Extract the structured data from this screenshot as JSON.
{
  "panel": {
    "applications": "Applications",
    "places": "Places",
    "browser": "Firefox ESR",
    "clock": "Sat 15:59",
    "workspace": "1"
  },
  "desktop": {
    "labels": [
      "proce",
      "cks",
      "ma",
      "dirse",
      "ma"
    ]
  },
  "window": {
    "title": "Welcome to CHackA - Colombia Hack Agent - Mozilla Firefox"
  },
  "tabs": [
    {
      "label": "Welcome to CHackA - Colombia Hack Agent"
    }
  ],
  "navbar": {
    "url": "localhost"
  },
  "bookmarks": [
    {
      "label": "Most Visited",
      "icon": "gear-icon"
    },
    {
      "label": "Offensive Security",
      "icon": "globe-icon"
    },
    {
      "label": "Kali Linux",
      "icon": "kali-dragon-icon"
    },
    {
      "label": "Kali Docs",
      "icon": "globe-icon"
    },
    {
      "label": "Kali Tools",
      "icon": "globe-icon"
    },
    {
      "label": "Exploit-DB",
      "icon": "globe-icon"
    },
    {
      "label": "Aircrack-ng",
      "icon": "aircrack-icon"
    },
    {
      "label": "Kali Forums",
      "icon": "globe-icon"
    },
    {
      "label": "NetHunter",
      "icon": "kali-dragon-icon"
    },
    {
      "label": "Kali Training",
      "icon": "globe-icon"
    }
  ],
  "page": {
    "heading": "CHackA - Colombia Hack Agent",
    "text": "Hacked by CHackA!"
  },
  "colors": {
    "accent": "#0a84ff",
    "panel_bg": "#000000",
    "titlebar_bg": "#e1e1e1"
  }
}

TASK INSTRUCTIONS: Write only the number of lines that include "Colombia".

OUTPUT OF THE EXERCISE: 3